▶ **WHAT YOU WILL DO**: Skip the pictures. Repeat everything else in the records word for word.

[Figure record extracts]

* start *

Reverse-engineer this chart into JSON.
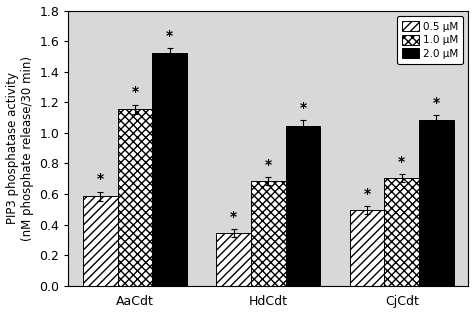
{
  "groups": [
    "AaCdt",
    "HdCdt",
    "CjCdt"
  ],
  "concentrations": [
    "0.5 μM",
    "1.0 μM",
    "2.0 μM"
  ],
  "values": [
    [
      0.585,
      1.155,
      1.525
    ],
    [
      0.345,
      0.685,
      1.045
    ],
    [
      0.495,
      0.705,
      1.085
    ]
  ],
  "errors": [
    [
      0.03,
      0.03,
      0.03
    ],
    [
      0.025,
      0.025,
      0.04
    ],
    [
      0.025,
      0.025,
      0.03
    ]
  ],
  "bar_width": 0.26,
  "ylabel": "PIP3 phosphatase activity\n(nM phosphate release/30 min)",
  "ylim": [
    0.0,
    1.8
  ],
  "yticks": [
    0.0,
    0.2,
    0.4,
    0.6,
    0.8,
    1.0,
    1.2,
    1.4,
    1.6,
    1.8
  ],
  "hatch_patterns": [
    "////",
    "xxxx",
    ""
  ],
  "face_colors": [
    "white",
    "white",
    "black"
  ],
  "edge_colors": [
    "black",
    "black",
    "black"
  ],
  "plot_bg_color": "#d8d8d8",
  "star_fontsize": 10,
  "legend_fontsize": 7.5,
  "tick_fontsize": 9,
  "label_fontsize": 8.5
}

* end *

▶ **SOLUTION BELOW**:
Reverse-engineer this chart into JSON.
{
  "groups": [
    "AaCdt",
    "HdCdt",
    "CjCdt"
  ],
  "concentrations": [
    "0.5 μM",
    "1.0 μM",
    "2.0 μM"
  ],
  "values": [
    [
      0.585,
      1.155,
      1.525
    ],
    [
      0.345,
      0.685,
      1.045
    ],
    [
      0.495,
      0.705,
      1.085
    ]
  ],
  "errors": [
    [
      0.03,
      0.03,
      0.03
    ],
    [
      0.025,
      0.025,
      0.04
    ],
    [
      0.025,
      0.025,
      0.03
    ]
  ],
  "bar_width": 0.26,
  "ylabel": "PIP3 phosphatase activity\n(nM phosphate release/30 min)",
  "ylim": [
    0.0,
    1.8
  ],
  "yticks": [
    0.0,
    0.2,
    0.4,
    0.6,
    0.8,
    1.0,
    1.2,
    1.4,
    1.6,
    1.8
  ],
  "hatch_patterns": [
    "////",
    "xxxx",
    ""
  ],
  "face_colors": [
    "white",
    "white",
    "black"
  ],
  "edge_colors": [
    "black",
    "black",
    "black"
  ],
  "plot_bg_color": "#d8d8d8",
  "star_fontsize": 10,
  "legend_fontsize": 7.5,
  "tick_fontsize": 9,
  "label_fontsize": 8.5
}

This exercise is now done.